**Exercise**
Locate the word "Grade" in the entries below, then gather every line that holds it.

**Records for the task**
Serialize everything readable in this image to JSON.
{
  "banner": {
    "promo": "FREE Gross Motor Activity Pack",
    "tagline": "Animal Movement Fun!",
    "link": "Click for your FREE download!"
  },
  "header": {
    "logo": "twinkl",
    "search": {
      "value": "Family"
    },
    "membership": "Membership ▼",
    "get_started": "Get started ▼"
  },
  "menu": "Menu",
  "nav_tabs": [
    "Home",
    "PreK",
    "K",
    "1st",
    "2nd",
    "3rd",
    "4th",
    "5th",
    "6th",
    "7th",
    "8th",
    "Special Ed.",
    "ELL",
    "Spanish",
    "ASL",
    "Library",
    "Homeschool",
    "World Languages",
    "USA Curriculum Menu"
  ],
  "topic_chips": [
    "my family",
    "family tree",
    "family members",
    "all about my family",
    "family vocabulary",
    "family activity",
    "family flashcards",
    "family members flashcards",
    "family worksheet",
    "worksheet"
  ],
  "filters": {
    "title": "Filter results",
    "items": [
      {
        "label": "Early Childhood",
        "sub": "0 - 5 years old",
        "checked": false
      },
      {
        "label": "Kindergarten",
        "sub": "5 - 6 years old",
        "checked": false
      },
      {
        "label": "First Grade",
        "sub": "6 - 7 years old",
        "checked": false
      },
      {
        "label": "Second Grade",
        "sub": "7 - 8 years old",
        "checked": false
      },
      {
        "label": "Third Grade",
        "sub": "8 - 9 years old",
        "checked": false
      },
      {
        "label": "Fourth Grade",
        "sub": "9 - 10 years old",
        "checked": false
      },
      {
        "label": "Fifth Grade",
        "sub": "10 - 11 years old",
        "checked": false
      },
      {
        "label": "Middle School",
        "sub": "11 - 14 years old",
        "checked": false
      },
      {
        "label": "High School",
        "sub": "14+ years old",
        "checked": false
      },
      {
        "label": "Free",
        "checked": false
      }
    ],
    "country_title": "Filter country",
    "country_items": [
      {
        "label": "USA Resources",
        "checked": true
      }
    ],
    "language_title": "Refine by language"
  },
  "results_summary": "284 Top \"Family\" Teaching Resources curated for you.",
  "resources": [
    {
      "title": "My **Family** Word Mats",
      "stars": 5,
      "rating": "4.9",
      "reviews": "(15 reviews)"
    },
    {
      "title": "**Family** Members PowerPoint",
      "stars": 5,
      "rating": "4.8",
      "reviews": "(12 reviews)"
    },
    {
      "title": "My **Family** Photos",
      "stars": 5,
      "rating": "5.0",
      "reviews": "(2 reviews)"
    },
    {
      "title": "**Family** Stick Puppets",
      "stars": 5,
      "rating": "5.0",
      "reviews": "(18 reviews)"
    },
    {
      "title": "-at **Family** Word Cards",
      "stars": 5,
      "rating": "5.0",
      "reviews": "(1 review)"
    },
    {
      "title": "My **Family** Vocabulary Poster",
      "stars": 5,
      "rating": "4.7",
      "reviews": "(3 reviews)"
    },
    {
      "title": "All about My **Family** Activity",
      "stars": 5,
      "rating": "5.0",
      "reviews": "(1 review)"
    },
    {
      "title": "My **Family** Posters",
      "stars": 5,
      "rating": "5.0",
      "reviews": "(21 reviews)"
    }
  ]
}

**Final result**
        "label": "First Grade",
        "label": "Second Grade",
        "label": "Third Grade",
        "label": "Fourth Grade",
        "label": "Fifth Grade",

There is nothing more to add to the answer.